Problem —
Repeat the whole of the data, keeping every detail the same.

Material for the task —
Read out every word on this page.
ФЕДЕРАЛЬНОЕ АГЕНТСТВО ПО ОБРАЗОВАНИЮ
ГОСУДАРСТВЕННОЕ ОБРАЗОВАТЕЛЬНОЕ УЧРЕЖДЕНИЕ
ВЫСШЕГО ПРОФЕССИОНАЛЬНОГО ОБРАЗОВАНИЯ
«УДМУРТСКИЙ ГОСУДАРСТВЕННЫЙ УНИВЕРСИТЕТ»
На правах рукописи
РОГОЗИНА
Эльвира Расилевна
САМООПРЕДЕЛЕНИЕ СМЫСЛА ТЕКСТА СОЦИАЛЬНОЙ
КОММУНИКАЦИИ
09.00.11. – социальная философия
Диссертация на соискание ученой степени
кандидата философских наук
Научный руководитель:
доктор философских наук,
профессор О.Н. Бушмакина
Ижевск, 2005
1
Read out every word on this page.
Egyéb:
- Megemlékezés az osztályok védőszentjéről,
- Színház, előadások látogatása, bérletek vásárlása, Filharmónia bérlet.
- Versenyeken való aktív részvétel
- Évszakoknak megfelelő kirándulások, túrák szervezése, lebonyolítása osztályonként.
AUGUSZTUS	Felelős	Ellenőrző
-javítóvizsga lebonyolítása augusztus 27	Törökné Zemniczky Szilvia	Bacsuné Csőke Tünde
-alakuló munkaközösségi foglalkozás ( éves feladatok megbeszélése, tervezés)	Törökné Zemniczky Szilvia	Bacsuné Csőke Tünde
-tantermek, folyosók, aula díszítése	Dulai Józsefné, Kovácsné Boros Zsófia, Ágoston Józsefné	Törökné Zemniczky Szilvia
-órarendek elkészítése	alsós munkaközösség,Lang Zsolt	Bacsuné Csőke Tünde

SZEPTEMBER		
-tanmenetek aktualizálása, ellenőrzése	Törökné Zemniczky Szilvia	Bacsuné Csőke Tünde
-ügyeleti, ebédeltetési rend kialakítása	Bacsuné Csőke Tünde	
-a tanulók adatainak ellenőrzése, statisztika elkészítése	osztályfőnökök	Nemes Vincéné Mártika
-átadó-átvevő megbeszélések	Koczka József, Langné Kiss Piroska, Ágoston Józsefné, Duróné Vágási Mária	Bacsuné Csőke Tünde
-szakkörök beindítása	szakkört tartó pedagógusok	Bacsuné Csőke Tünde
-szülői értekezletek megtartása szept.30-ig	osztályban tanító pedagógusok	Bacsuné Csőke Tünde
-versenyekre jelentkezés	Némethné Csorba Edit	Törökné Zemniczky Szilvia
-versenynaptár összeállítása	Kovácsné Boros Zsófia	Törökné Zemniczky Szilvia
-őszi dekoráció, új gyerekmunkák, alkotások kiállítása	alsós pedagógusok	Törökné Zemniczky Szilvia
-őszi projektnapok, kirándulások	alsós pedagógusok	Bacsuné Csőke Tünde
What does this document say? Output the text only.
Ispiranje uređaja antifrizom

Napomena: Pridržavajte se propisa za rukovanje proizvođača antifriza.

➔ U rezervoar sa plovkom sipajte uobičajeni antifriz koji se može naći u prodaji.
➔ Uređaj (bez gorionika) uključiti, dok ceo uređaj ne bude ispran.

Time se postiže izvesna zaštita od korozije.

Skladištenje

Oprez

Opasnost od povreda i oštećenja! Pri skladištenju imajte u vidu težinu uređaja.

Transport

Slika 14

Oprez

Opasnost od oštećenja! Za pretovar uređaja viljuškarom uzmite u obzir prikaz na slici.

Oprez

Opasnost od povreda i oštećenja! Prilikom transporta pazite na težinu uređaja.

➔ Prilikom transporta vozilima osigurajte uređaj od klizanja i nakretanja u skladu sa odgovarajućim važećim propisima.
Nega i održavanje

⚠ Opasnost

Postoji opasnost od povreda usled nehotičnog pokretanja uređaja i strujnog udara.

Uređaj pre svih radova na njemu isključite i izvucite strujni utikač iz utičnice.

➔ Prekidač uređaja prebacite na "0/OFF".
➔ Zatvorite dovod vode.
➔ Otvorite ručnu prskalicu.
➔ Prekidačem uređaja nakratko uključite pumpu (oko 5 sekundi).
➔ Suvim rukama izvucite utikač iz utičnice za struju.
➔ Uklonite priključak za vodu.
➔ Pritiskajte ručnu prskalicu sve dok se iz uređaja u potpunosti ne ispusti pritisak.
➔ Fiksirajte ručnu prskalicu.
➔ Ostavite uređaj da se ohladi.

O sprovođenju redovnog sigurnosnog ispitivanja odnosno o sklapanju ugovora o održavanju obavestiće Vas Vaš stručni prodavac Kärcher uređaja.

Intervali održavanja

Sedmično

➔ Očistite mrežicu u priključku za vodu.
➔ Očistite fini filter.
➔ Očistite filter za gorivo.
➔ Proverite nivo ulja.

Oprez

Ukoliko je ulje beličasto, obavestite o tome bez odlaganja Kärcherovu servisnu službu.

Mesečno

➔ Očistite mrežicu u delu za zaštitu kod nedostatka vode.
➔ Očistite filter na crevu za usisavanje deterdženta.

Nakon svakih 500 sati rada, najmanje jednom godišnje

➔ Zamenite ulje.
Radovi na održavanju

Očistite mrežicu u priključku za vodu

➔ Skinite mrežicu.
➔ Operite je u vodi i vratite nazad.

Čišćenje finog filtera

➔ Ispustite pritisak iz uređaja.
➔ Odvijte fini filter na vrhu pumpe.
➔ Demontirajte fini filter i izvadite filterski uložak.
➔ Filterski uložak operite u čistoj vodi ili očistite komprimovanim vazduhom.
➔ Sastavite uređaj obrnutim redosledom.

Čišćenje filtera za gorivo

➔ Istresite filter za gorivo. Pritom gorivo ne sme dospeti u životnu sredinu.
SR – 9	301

Solved exercise —
Read out every word on this page.
ФЕДЕРАЛЬНОЕ АГЕНТСТВО ПО ОБРАЗОВАНИЮ
ГОСУДАРСТВЕННОЕ ОБРАЗОВАТЕЛЬНОЕ УЧРЕЖДЕНИЕ
ВЫСШЕГО ПРОФЕССИОНАЛЬНОГО ОБРАЗОВАНИЯ
«УДМУРТСКИЙ ГОСУДАРСТВЕННЫЙ УНИВЕРСИТЕТ»
На правах рукописи
РОГОЗИНА
Эльвира Расилевна
САМООПРЕДЕЛЕНИЕ СМЫСЛА ТЕКСТА СОЦИАЛЬНОЙ
КОММУНИКАЦИИ
09.00.11. – социальная философия
Диссертация на соискание ученой степени
кандидата философских наук
Научный руководитель:
доктор философских наук,
профессор О.Н. Бушмакина
Ижевск, 2005
1
Read out every word on this page.
Egyéb:
- Megemlékezés az osztályok védőszentjéről,
- Színház, előadások látogatása, bérletek vásárlása, Filharmónia bérlet.
- Versenyeken való aktív részvétel
- Évszakoknak megfelelő kirándulások, túrák szervezése, lebonyolítása osztályonként.
AUGUSZTUS	Felelős	Ellenőrző
-javítóvizsga lebonyolítása augusztus 27	Törökné Zemniczky Szilvia	Bacsuné Csőke Tünde
-alakuló munkaközösségi foglalkozás ( éves feladatok megbeszélése, tervezés)	Törökné Zemniczky Szilvia	Bacsuné Csőke Tünde
-tantermek, folyosók, aula díszítése	Dulai Józsefné, Kovácsné Boros Zsófia, Ágoston Józsefné	Törökné Zemniczky Szilvia
-órarendek elkészítése	alsós munkaközösség,Lang Zsolt	Bacsuné Csőke Tünde

SZEPTEMBER		
-tanmenetek aktualizálása, ellenőrzése	Törökné Zemniczky Szilvia	Bacsuné Csőke Tünde
-ügyeleti, ebédeltetési rend kialakítása	Bacsuné Csőke Tünde	
-a tanulók adatainak ellenőrzése, statisztika elkészítése	osztályfőnökök	Nemes Vincéné Mártika
-átadó-átvevő megbeszélések	Koczka József, Langné Kiss Piroska, Ágoston Józsefné, Duróné Vágási Mária	Bacsuné Csőke Tünde
-szakkörök beindítása	szakkört tartó pedagógusok	Bacsuné Csőke Tünde
-szülői értekezletek megtartása szept.30-ig	osztályban tanító pedagógusok	Bacsuné Csőke Tünde
-versenyekre jelentkezés	Némethné Csorba Edit	Törökné Zemniczky Szilvia
-versenynaptár összeállítása	Kovácsné Boros Zsófia	Törökné Zemniczky Szilvia
-őszi dekoráció, új gyerekmunkák, alkotások kiállítása	alsós pedagógusok	Törökné Zemniczky Szilvia
-őszi projektnapok, kirándulások	alsós pedagógusok	Bacsuné Csőke Tünde
What does this document say? Output the text only.
Ispiranje uređaja antifrizom

Napomena: Pridržavajte se propisa za rukovanje proizvođača antifriza.

➔ U rezervoar sa plovkom sipajte uobičajeni antifriz koji se može naći u prodaji.
➔ Uređaj (bez gorionika) uključiti, dok ceo uređaj ne bude ispran.

Time se postiže izvesna zaštita od korozije.

Skladištenje

Oprez

Opasnost od povreda i oštećenja! Pri skladištenju imajte u vidu težinu uređaja.

Transport

Slika 14

Oprez

Opasnost od oštećenja! Za pretovar uređaja viljuškarom uzmite u obzir prikaz na slici.

Oprez

Opasnost od povreda i oštećenja! Prilikom transporta pazite na težinu uređaja.

➔ Prilikom transporta vozilima osigurajte uređaj od klizanja i nakretanja u skladu sa odgovarajućim važećim propisima.
Nega i održavanje

⚠ Opasnost

Postoji opasnost od povreda usled nehotičnog pokretanja uređaja i strujnog udara.

Uređaj pre svih radova na njemu isključite i izvucite strujni utikač iz utičnice.

➔ Prekidač uređaja prebacite na "0/OFF".
➔ Zatvorite dovod vode.
➔ Otvorite ručnu prskalicu.
➔ Prekidačem uređaja nakratko uključite pumpu (oko 5 sekundi).
➔ Suvim rukama izvucite utikač iz utičnice za struju.
➔ Uklonite priključak za vodu.
➔ Pritiskajte ručnu prskalicu sve dok se iz uređaja u potpunosti ne ispusti pritisak.
➔ Fiksirajte ručnu prskalicu.
➔ Ostavite uređaj da se ohladi.

O sprovođenju redovnog sigurnosnog ispitivanja odnosno o sklapanju ugovora o održavanju obavestiće Vas Vaš stručni prodavac Kärcher uređaja.

Intervali održavanja

Sedmično

➔ Očistite mrežicu u priključku za vodu.
➔ Očistite fini filter.
➔ Očistite filter za gorivo.
➔ Proverite nivo ulja.

Oprez

Ukoliko je ulje beličasto, obavestite o tome bez odlaganja Kärcherovu servisnu službu.

Mesečno

➔ Očistite mrežicu u delu za zaštitu kod nedostatka vode.
➔ Očistite filter na crevu za usisavanje deterdženta.

Nakon svakih 500 sati rada, najmanje jednom godišnje

➔ Zamenite ulje.
Radovi na održavanju

Očistite mrežicu u priključku za vodu

➔ Skinite mrežicu.
➔ Operite je u vodi i vratite nazad.

Čišćenje finog filtera

➔ Ispustite pritisak iz uređaja.
➔ Odvijte fini filter na vrhu pumpe.
➔ Demontirajte fini filter i izvadite filterski uložak.
➔ Filterski uložak operite u čistoj vodi ili očistite komprimovanim vazduhom.
➔ Sastavite uređaj obrnutim redosledom.

Čišćenje filtera za gorivo

➔ Istresite filter za gorivo. Pritom gorivo ne sme dospeti u životnu sredinu.
SR – 9	301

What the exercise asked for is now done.